#### GIVEN TASK
Word for word, quote all of the material, omitting the pictures.

#### STORED ROWS
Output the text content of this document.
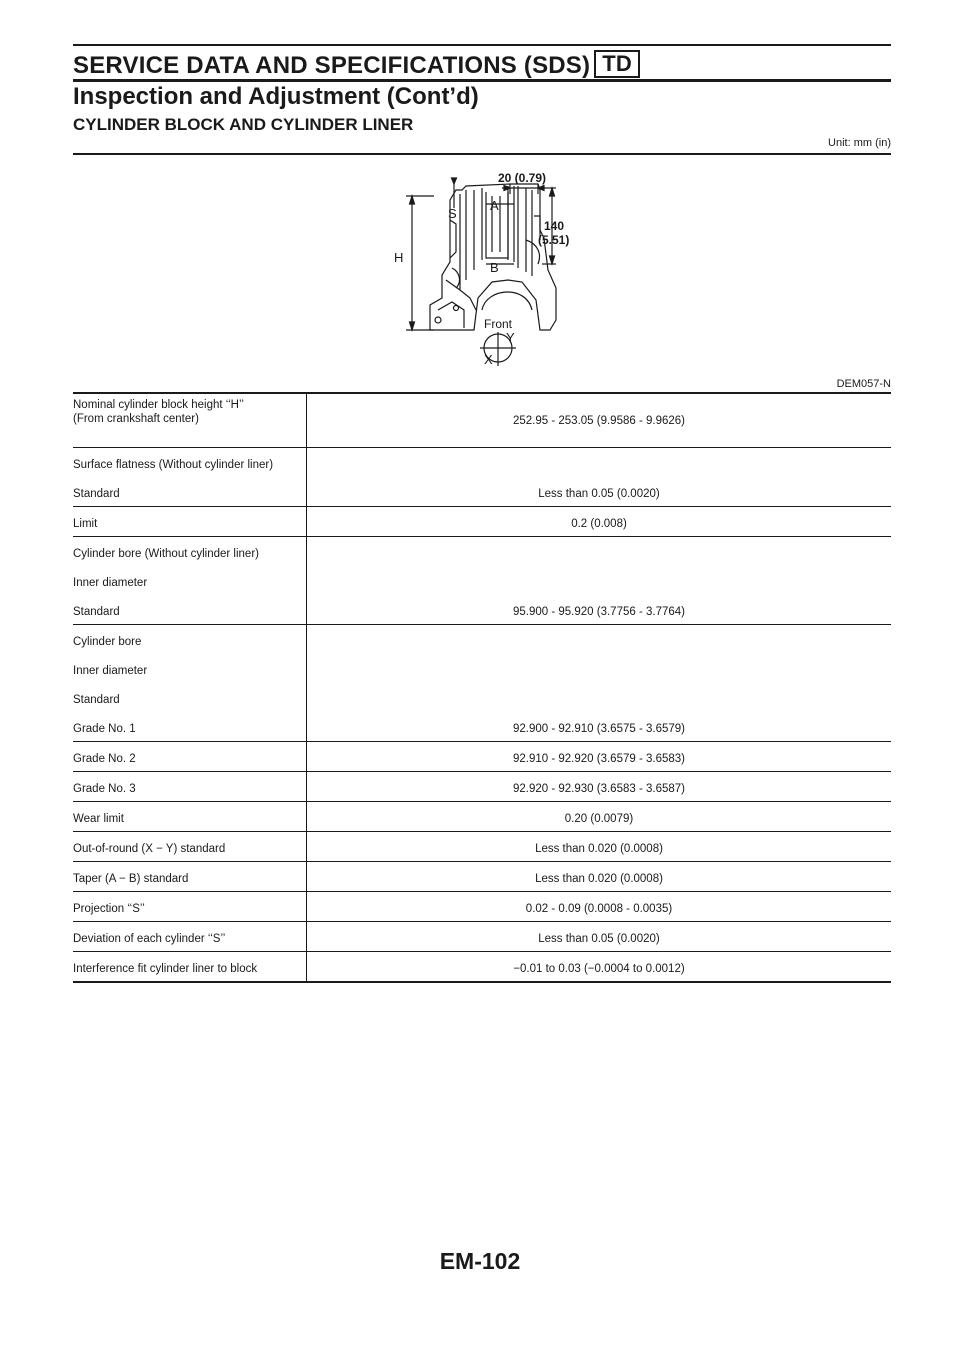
SERVICE DATA AND SPECIFICATIONS (SDS) TD
Inspection and Adjustment (Cont’d)
CYLINDER BLOCK AND CYLINDER LINER
Unit: mm (in)
H
S
A
B
Front
Y
X
20 (0.79)
140
(5.51)
DEM057-N
Nominal cylinder block height ‘‘H’’
(From crankshaft center)	252.95 - 253.05 (9.9586 - 9.9626)
Surface flatness (Without cylinder liner)	
Standard	Less than 0.05 (0.0020)
Limit	0.2 (0.008)
Cylinder bore (Without cylinder liner)	
Inner diameter	
Standard	95.900 - 95.920 (3.7756 - 3.7764)
Cylinder bore	
Inner diameter	
Standard	
Grade No. 1	92.900 - 92.910 (3.6575 - 3.6579)
Grade No. 2	92.910 - 92.920 (3.6579 - 3.6583)
Grade No. 3	92.920 - 92.930 (3.6583 - 3.6587)
Wear limit	0.20 (0.0079)
Out-of-round (X − Y) standard	Less than 0.020 (0.0008)
Taper (A − B) standard	Less than 0.020 (0.0008)
Projection ‘‘S’’	0.02 - 0.09 (0.0008 - 0.0035)
Deviation of each cylinder ‘‘S’’	Less than 0.05 (0.0020)
Interference fit cylinder liner to block	−0.01 to 0.03 (−0.0004 to 0.0012)
EM-102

#### WRITTEN SOLUTION
Output the text content of this document.
SERVICE DATA AND SPECIFICATIONS (SDS) TD
Inspection and Adjustment (Cont’d)
CYLINDER BLOCK AND CYLINDER LINER
Unit: mm (in)
H
S
A
B
Front
Y
X
20 (0.79)
140
(5.51)
DEM057-N
Nominal cylinder block height ‘‘H’’
(From crankshaft center)	252.95 - 253.05 (9.9586 - 9.9626)
Surface flatness (Without cylinder liner)	
Standard	Less than 0.05 (0.0020)
Limit	0.2 (0.008)
Cylinder bore (Without cylinder liner)	
Inner diameter	
Standard	95.900 - 95.920 (3.7756 - 3.7764)
Cylinder bore	
Inner diameter	
Standard	
Grade No. 1	92.900 - 92.910 (3.6575 - 3.6579)
Grade No. 2	92.910 - 92.920 (3.6579 - 3.6583)
Grade No. 3	92.920 - 92.930 (3.6583 - 3.6587)
Wear limit	0.20 (0.0079)
Out-of-round (X − Y) standard	Less than 0.020 (0.0008)
Taper (A − B) standard	Less than 0.020 (0.0008)
Projection ‘‘S’’	0.02 - 0.09 (0.0008 - 0.0035)
Deviation of each cylinder ‘‘S’’	Less than 0.05 (0.0020)
Interference fit cylinder liner to block	−0.01 to 0.03 (−0.0004 to 0.0012)
EM-102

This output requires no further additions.